作業指示 1:
Cosmos DB のデザインパターンを解説した提示文のうち、「今回は Azure Cosmos」から「となくイメージがつきました。」までを一字一句違えずに打ち直してください。
作業指示 2:
Cosmos DB のデザインパターンを解説した提示文で、独立した行として記載されているドメイン名をすべて挙げてください。
作業指示 3:
Cosmos DB のデータビニングパターンを解説した提示文の続きを、最後の文の直後から書いてください。

提示文:
----

こんにちは、MLBお兄さんこと松村です。
MLB はストーブリーグに突入しましたが、いま一番ホットなのはオークランド・アスレチックスのラスベガス移転がオーナー会議で承認されたという話題ですね。


今回は Azure Cosmos DB for NoSQL のデザインパターン解説記事の第2弾です。
前回は「属性配列 (Attribute Array) パターン」を解説しました。

aadojo.alterbooth.com

今回は「データビニング (Data Binning) パターン」について解説をします。
このデザインパターンについては、Cosmos DB の GitHub リポジトリやブログで紹介されていますので、詳しく読みたい方はこちらもご覧ください。

github.com

devblogs.microsoft.com


まず「binning」という言葉がピンとこなかったので、辞書を引きます。なるほど、なんとなくイメージがつきました。

binの現在分詞。(ふた付きの大きな)容器

ejje.weblio.jp

このデザインパターンの特徴としては、データが高頻度で生成され、特定の時間間隔にわたるデータの集約ビューが必要とされる場面で有効な設計パターンであるということです。
これは Azure Cosmos DB がよく採用されるワークロードに当てはめることができます。

それは IoT デバイスから受け取ったデータの保存場所として、Azure Cosmos DB for NoSQL を使うケースです。

----

提示資料:
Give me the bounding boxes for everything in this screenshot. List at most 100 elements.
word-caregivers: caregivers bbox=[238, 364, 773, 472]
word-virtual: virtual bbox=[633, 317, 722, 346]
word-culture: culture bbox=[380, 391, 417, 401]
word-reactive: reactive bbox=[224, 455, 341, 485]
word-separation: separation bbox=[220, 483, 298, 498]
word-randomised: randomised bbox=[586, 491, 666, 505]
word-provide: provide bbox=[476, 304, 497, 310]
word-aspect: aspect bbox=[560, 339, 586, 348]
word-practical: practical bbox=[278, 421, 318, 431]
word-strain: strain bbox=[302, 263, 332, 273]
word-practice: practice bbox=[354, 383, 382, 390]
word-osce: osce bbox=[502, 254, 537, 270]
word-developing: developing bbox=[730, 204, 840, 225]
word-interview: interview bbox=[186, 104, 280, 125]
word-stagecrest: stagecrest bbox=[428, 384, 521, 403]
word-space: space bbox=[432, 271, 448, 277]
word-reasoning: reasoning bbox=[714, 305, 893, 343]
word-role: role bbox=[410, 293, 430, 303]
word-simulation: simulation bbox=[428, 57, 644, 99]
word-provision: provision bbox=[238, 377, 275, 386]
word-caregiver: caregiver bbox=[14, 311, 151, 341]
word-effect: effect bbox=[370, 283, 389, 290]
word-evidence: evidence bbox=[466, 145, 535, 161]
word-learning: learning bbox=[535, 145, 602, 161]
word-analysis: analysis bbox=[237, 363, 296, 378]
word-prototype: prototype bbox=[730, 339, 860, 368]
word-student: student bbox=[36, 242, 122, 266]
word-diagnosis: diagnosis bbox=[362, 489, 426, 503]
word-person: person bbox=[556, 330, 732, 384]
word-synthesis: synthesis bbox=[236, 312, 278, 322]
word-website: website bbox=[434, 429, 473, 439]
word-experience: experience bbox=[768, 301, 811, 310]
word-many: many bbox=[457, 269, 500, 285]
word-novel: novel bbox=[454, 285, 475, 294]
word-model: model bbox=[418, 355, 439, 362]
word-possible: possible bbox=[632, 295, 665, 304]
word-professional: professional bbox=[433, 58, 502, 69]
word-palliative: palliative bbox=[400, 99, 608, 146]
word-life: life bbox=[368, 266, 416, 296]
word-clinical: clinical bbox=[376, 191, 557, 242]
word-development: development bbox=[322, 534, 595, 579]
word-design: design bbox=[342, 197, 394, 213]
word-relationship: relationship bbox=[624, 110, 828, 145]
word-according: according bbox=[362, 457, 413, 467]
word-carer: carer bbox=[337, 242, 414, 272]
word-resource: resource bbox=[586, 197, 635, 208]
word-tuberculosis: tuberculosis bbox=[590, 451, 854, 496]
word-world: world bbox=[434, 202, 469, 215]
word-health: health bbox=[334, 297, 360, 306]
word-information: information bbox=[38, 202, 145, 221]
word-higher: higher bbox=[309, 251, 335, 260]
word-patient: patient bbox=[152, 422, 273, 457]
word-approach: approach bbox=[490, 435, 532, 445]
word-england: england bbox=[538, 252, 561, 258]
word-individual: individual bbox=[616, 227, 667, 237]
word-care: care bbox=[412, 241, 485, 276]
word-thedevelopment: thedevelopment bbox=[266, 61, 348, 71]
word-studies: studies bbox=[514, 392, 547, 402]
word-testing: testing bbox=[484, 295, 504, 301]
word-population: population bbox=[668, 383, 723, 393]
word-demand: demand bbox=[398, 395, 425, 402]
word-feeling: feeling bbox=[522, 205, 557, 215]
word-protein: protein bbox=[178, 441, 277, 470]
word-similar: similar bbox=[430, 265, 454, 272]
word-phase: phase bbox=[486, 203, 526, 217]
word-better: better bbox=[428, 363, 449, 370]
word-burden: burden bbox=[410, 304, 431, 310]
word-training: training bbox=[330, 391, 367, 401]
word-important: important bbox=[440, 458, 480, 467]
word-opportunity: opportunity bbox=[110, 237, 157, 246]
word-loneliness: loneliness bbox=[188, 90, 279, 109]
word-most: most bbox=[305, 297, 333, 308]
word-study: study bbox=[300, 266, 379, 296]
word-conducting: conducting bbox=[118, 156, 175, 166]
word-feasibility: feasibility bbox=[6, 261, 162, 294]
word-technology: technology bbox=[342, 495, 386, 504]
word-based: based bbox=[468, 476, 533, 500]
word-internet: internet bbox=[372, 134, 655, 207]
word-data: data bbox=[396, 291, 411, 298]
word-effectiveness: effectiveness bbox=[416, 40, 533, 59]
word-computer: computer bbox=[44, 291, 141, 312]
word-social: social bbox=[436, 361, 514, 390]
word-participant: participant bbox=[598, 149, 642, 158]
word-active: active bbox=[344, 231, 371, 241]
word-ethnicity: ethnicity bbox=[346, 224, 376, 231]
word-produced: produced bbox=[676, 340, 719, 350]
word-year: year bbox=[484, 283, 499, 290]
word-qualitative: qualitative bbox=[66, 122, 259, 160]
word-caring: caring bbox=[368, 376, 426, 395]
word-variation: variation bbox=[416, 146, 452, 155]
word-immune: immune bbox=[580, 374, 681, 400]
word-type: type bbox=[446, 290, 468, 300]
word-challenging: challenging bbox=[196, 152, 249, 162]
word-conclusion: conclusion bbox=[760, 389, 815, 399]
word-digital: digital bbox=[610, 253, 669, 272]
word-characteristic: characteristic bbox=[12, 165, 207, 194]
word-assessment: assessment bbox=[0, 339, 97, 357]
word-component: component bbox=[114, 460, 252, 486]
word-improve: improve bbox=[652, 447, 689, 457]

----

解答欄 1:
今回は Azure Cosmos DB for NoSQL のデザインパターン解説記事の第2弾です。
前回は「属性配列 (Attribute Array) パターン」を解説しました。

aadojo.alterbooth.com

今回は「データビニング (Data Binning) パターン」について解説をします。
このデザインパターンについては、Cosmos DB の GitHub リポジトリやブログで紹介されていますので、詳しく読みたい方はこちらもご覧ください。

github.com

devblogs.microsoft.com


まず「binning」という言葉がピンとこなかったので、辞書を引きます。なるほど、なんとなくイメージがつきました。

解答欄 2:
aadojo.alterbooth.com
github.com
devblogs.microsoft.com
ejje.weblio.jp

解答欄 3:
様々な場所に設置したセンサーデバイスから送信されるリアルタイムデータを処理する、というのは Azure の各サービスを組み合わせて、よく実践されるアーキテクチャーの一つです。図であらわすとこんな感じです。

※図中の点線はプレビュー機能です。

  • Azure IoT Hub
  • Azure Stream Analytics
  • Azure Functions
  • Azure Cosmos DB

しかしデータはリアルタイムで受け取って処理されるけれども、その集約されたデータを閲覧するのはリアルタイムではなく都度である、という場合もあります。
このようなケースにおいて、データビニングパターンを使用すると良いということです。
「細かいデータを大きな容器に入れる」みたいな意味からきているようです。

そこでデータは2種類にわけてもつことになります。それぞれの JSON の例を載せます。

1.センサーデバイスからのオリジナルのJSONデータ

{
  "deviceId": 1,
  "eventTimestamp": "12/30/2022 10:53:05 PM",
  "temperature": 71.3,
  "unit": "Fahrenheit",
  "receivedTimestamp": "12/30/2022 10:53:05.128 PM"
}

2.オリジナルのデータを集約したJSONデータ

{
  "deviceId": 1,
  "eventTimestamp": "12/30/2022 10:53:00 PM",
  "avgTemperature": 71.2,
  "minTemperature": 71.1,
  "maxTemperature": 71.3,
  "numberOfReadings": 12,
  "readings": [
    {
      "eventTimestamp": "12/30/2022 10:53:05 PM",
      "temperature": 71.1
    },
    {
      "eventTimestamp": "12/30/2022 10:53:10 PM",
      "temperature": 71.1
    },
    // and so on...
  ],
  "receivedTimestamp": "12/30/2022 10:54:00 PM"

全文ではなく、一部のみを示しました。